Records to use:
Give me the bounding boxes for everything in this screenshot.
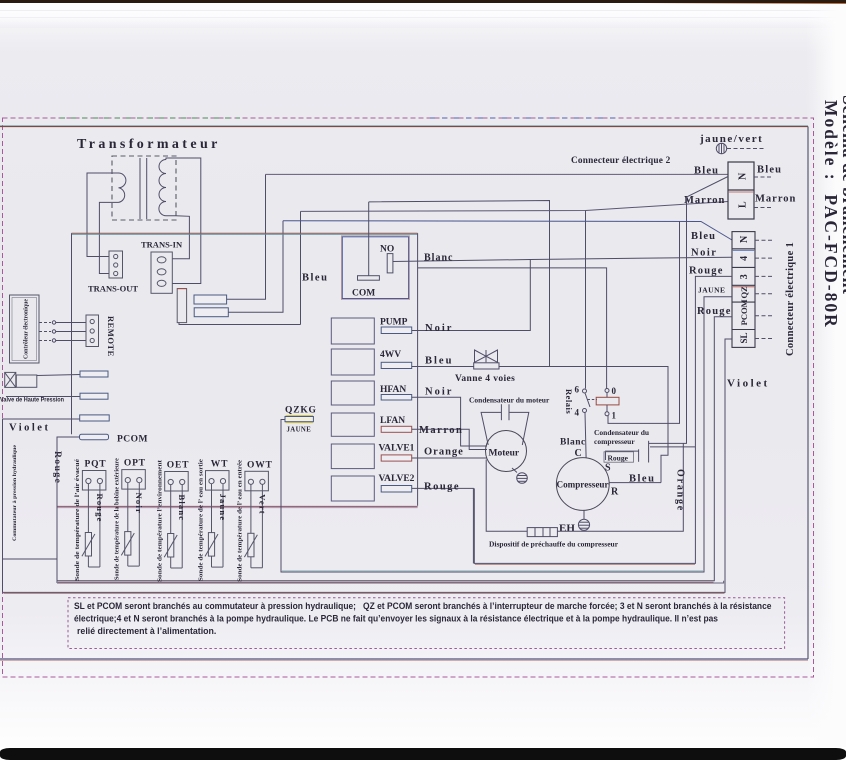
- pressure switch box bottom: [3, 558, 58, 560]
- svg-text:QZ: QZ: [739, 286, 749, 299]
- svg-text:QZKG: QZKG: [285, 406, 317, 416]
- wire motor to EH heater: [486, 460, 527, 532]
- wire PCB bottom edge: [57, 505, 418, 507]
- lug plate A: [194, 295, 227, 304]
- socket square LFAN: [331, 413, 374, 436]
- wire LFAN Marron to motor: [412, 429, 487, 449]
- svg-text:Compresseur: Compresseur: [557, 480, 609, 490]
- svg-text:4: 4: [739, 256, 750, 261]
- svg-text:Jaune: Jaune: [218, 494, 228, 522]
- svg-text:Noir: Noir: [425, 387, 453, 398]
- socket square 4WV: [331, 349, 374, 375]
- lug 3: [80, 415, 110, 421]
- lug VALVE1: [381, 455, 412, 461]
- wire lug3 / pressure box top: [3, 419, 81, 592]
- valve haute pression symbol: [5, 372, 37, 387]
- svg-text:LFAN: LFAN: [380, 416, 405, 426]
- svg-text:OWT: OWT: [247, 460, 273, 470]
- svg-text:SL: SL: [739, 333, 749, 344]
- svg-text:Blanc: Blanc: [560, 438, 586, 448]
- lug PCOM: [80, 434, 109, 440]
- relay link dashed: [588, 399, 598, 401]
- capacitor C-C plates: [638, 449, 640, 462]
- svg-text:Rouge: Rouge: [424, 482, 460, 493]
- motor M1: [486, 431, 527, 472]
- svg-text:WT: WT: [211, 460, 228, 470]
- wire PCB right edge: [417, 233, 419, 506]
- svg-text:Orange: Orange: [675, 469, 686, 512]
- svg-text:Connecteur électrique 1: Connecteur électrique 1: [785, 242, 796, 356]
- wire bus N net (lugB to connector1 N): [283, 221, 732, 240]
- svg-text:PQT: PQT: [85, 460, 107, 470]
- dashed stub (CN1): [755, 257, 774, 259]
- svg-text:Sonde de température de l’air: Sonde de température de l’air évacué: [75, 459, 81, 581]
- svg-text:N: N: [738, 172, 749, 180]
- heater EH box: [527, 528, 557, 537]
- svg-text:Noir: Noir: [134, 493, 144, 514]
- svg-text:PCOM: PCOM: [117, 435, 148, 445]
- svg-text:S: S: [605, 463, 611, 474]
- relay coil box: [596, 397, 619, 405]
- svg-text:Marron: Marron: [419, 425, 463, 436]
- lug VALVE2: [381, 486, 412, 493]
- sensor PQT: [82, 471, 106, 568]
- lug plate B: [194, 308, 228, 317]
- lug 1: [80, 371, 108, 377]
- wire cap right plate to Marron riser: [649, 442, 687, 444]
- svg-text:Rouge: Rouge: [697, 306, 732, 317]
- wire Marron diag into N cell: [687, 177, 729, 444]
- outer dashed border frame: [3, 118, 814, 677]
- lug PUMP: [381, 327, 412, 334]
- svg-text:Marron: Marron: [684, 195, 725, 206]
- dashed stub (CN1): [755, 275, 774, 277]
- wire NO Blanc to connector1 pin4: [393, 257, 732, 261]
- capacitor C-M arms and legs to motor: [481, 412, 529, 445]
- wire HFAN Noir to motor: [412, 397, 487, 446]
- wire CN1 PCOM to sensor common: [57, 317, 732, 581]
- svg-text:Bleu: Bleu: [302, 273, 328, 284]
- svg-text:JAUNE: JAUNE: [287, 427, 312, 434]
- transformer T1 dashed box: [112, 156, 176, 220]
- dashed stub (CN1): [755, 315, 774, 317]
- socket square HFAN: [331, 381, 374, 405]
- relay switch blade: [585, 393, 590, 407]
- controller box: [10, 295, 40, 363]
- valve vanne 4 voies symbol: [474, 350, 499, 369]
- socket square PUMP: [331, 318, 374, 344]
- fuse F1: [177, 289, 186, 323]
- lug 2: [80, 393, 108, 399]
- svg-text:Sonde de température de l’ eau: Sonde de température de l’ eau en sortie: [198, 459, 204, 581]
- wire S to capacitor left plate: [606, 451, 639, 460]
- connector CN2 box: [728, 162, 754, 219]
- wire bus COM-relay net: [369, 201, 550, 367]
- svg-text:Bleu: Bleu: [629, 474, 655, 485]
- svg-text:relié directement à l’alimenta: relié directement à l’alimentation.: [77, 626, 216, 636]
- svg-text:NO: NO: [380, 245, 394, 255]
- wire lugA to Bleu bus riser: [227, 174, 266, 299]
- svg-text:Bleu: Bleu: [694, 166, 719, 177]
- svg-text:électrique;4 et N seront branc: électrique;4 et N seront branchés à la p…: [74, 614, 718, 624]
- wire primary top to TRANS-OUT pin1: [87, 173, 119, 257]
- wire bus PCB top edge: [72, 232, 418, 234]
- svg-text:Vanne 4 voies: Vanne 4 voies: [455, 374, 515, 384]
- svg-text:REMOTE: REMOTE: [106, 316, 116, 357]
- wire VALVE2 Rouge to heater box: [412, 488, 474, 563]
- svg-text:Noir: Noir: [691, 248, 717, 259]
- svg-text:Valve de Haute Pression: Valve de Haute Pression: [0, 397, 64, 404]
- wire CN1 SL to pressure switch: [3, 339, 733, 592]
- relay coil terminal 1: [605, 412, 609, 416]
- svg-text:N: N: [739, 235, 750, 243]
- svg-text:Condensateur du moteur: Condensateur du moteur: [469, 396, 550, 405]
- svg-text:Sonde de température de l’ eau: Sonde de température de l’ eau en entrée: [238, 459, 244, 581]
- ground (motor): [512, 468, 527, 483]
- wire bus Bleu to connector2 N: [266, 173, 729, 175]
- dashed remote wires: [39, 321, 86, 324]
- svg-text:Bleu: Bleu: [757, 165, 782, 176]
- wire secondary top to TRANS-IN pin3: [166, 158, 201, 284]
- svg-text:Noir: Noir: [425, 323, 453, 334]
- svg-text:Contrôleur électronique: Contrôleur électronique: [24, 299, 30, 359]
- svg-text:4WV: 4WV: [380, 350, 401, 360]
- ground (jaune/vert): [716, 143, 764, 153]
- wire primary bottom to TRANS-OUT pin3: [99, 202, 118, 273]
- relay K1 box: [342, 237, 408, 299]
- svg-text:4: 4: [575, 408, 580, 418]
- svg-text:Modèle : PAC-FCD-80R: Modèle : PAC-FCD-80R: [821, 100, 841, 329]
- wire relay 4 to compressor C: [585, 413, 586, 458]
- sensor WT: [205, 471, 229, 567]
- svg-text:0: 0: [612, 386, 617, 396]
- svg-text:JAUNE: JAUNE: [698, 286, 726, 295]
- svg-text:Dispositif de préchauffe du co: Dispositif de préchauffe du compresseur: [489, 540, 619, 549]
- wire VALVE1 Orange to motor: [412, 457, 487, 459]
- svg-text:Rouge: Rouge: [689, 266, 724, 277]
- svg-text:Schéma de branchement: Schéma de branchement: [839, 95, 846, 294]
- svg-text:PUMP: PUMP: [380, 318, 408, 328]
- sensor box bottom wire: [57, 581, 724, 583]
- connector TRANS-OUT: [88, 251, 138, 294]
- wire Bleu riser (fuse to L bus): [300, 211, 302, 324]
- wire 4WV Bleu to vanne: [412, 366, 474, 368]
- wire PUMP Noir riser: [412, 260, 531, 331]
- dashed stub L (CN2): [754, 207, 773, 209]
- svg-text:Violet: Violet: [727, 378, 770, 390]
- svg-text:Bleu: Bleu: [425, 356, 453, 367]
- svg-text:Connecteur électrique 2: Connecteur électrique 2: [571, 156, 671, 166]
- svg-text:Marron: Marron: [755, 194, 796, 205]
- svg-text:1: 1: [612, 411, 617, 421]
- wire R to Bleu loop: [610, 482, 662, 484]
- connector TRANS-IN: [141, 240, 183, 294]
- wire PCB left edge to PCOM lug: [71, 233, 73, 434]
- wire PCOM to sensor box: [57, 437, 80, 583]
- wire lug2 left: [6, 396, 80, 398]
- wire branch to relay coil 0: [418, 268, 607, 389]
- svg-text:Sonde de température l’environ: Sonde de température l’environnement: [158, 460, 164, 582]
- dashed stub (CN1): [755, 293, 774, 295]
- wire EH to capacitor net: [557, 443, 683, 531]
- inner solid border: [0, 125, 808, 660]
- wire bus L net (fuse to connector2 L): [301, 202, 729, 212]
- wire vanne to Orange riser: [499, 367, 668, 483]
- svg-text:6: 6: [575, 385, 580, 395]
- svg-text:Moteur: Moteur: [489, 449, 520, 459]
- wire fuse bottom to Bleu riser: [179, 323, 301, 325]
- svg-text:Vert: Vert: [257, 494, 267, 515]
- dashed stub N (CN2): [754, 176, 773, 178]
- relay NO pin: [387, 254, 393, 273]
- svg-text:L: L: [738, 201, 749, 208]
- svg-text:Transformateur: Transformateur: [77, 137, 221, 152]
- relay coil terminal 0: [605, 389, 609, 393]
- dashed stub (CN1): [755, 338, 774, 340]
- socket square VALVE2: [331, 476, 374, 501]
- wire CN1 3 to compressor enclosure: [474, 276, 732, 563]
- socket square VALVE1: [331, 444, 374, 469]
- svg-text:TRANS-IN: TRANS-IN: [141, 240, 183, 250]
- connector CN1 box: [732, 232, 755, 348]
- transformer primary coil: [119, 173, 126, 202]
- svg-text:Orange: Orange: [424, 447, 464, 458]
- relay switch terminal 4: [583, 409, 587, 413]
- wire valve to lug1: [37, 375, 80, 376]
- note text: [74, 601, 772, 636]
- wire cap right plate to box edge: [650, 446, 695, 448]
- wire branch relay switch 6 riser: [585, 211, 587, 389]
- label Rouge boxed: [604, 452, 634, 462]
- transformer secondary coil: [159, 160, 166, 216]
- dashed stub (CN1): [755, 239, 774, 241]
- relay COM wire: [368, 202, 370, 276]
- lug 4WV: [381, 362, 412, 368]
- ground (compressor): [578, 510, 589, 530]
- svg-text:jaune/vert: jaune/vert: [699, 133, 763, 145]
- sensor OPT: [121, 470, 145, 566]
- svg-text:Bleu: Bleu: [691, 231, 716, 242]
- svg-text:compresseur: compresseur: [594, 437, 635, 446]
- svg-text:Condensateur du: Condensateur du: [594, 428, 649, 437]
- wire secondary bottom to TRANS-IN pin1: [166, 216, 189, 259]
- svg-text:Rouge: Rouge: [608, 453, 629, 462]
- sensor OWT: [244, 471, 268, 568]
- capacitor C-M plates: [500, 404, 502, 420]
- connector REMOTE: [86, 315, 99, 347]
- svg-text:Relais: Relais: [564, 389, 574, 414]
- svg-text:Blanc: Blanc: [424, 253, 453, 264]
- svg-text:Violet: Violet: [9, 423, 50, 434]
- svg-text:OPT: OPT: [124, 459, 146, 469]
- svg-text:Sonde de température de la bob: Sonde de température de la bobine extéri…: [115, 458, 121, 580]
- svg-text:Commutateur à pression hydraul: Commutateur à pression hydraulique: [12, 444, 18, 541]
- svg-text:COM: COM: [352, 289, 375, 299]
- svg-text:SL et PCOM seront branchés au: SL et PCOM seront branchés au commutateu…: [74, 601, 772, 611]
- svg-text:TRANS-OUT: TRANS-OUT: [88, 284, 138, 294]
- svg-text:VALVE1: VALVE1: [379, 444, 415, 454]
- QZKG lug: [285, 417, 313, 422]
- note box dashed: [68, 598, 785, 649]
- compressor CP1: [556, 458, 609, 511]
- svg-text:R: R: [611, 487, 619, 498]
- svg-text:VALVE2: VALVE2: [379, 474, 415, 484]
- sensor OET: [164, 472, 188, 569]
- svg-text:3: 3: [739, 274, 750, 279]
- svg-text:PCOM: PCOM: [739, 299, 749, 325]
- lug LFAN: [381, 426, 412, 432]
- svg-text:OET: OET: [167, 461, 189, 471]
- svg-text:HFAN: HFAN: [380, 385, 406, 395]
- lug HFAN: [381, 395, 412, 401]
- svg-text:EH: EH: [559, 523, 575, 535]
- wire relay coil riser to N bus: [608, 221, 680, 423]
- wire CN1 QZ to QZKG: [281, 297, 732, 572]
- svg-text:Blanc: Blanc: [177, 495, 187, 522]
- transformer core: [139, 158, 141, 219]
- wire lugB to N bus riser: [228, 221, 283, 313]
- relay switch terminal 6: [583, 389, 587, 393]
- relay COM plate: [358, 276, 380, 281]
- svg-text:Rouge: Rouge: [95, 494, 105, 523]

What needs to be done:
Copy out the rows from the line containing "- pressure switch" through the line containing "- svg-text:Compresseur: Compresseur: [557, 480, 609, 490]", keeping each one character for character.

The response:
- pressure switch box bottom: [3, 558, 58, 560]
- svg-text:QZ: QZ: [739, 286, 749, 299]
- svg-text:QZKG: QZKG: [285, 406, 317, 416]
- wire motor to EH heater: [486, 460, 527, 532]
- wire PCB bottom edge: [57, 505, 418, 507]
- lug plate A: [194, 295, 227, 304]
- socket square LFAN: [331, 413, 374, 436]
- wire LFAN Marron to motor: [412, 429, 487, 449]
- svg-text:Compresseur: Compresseur: [557, 480, 609, 490]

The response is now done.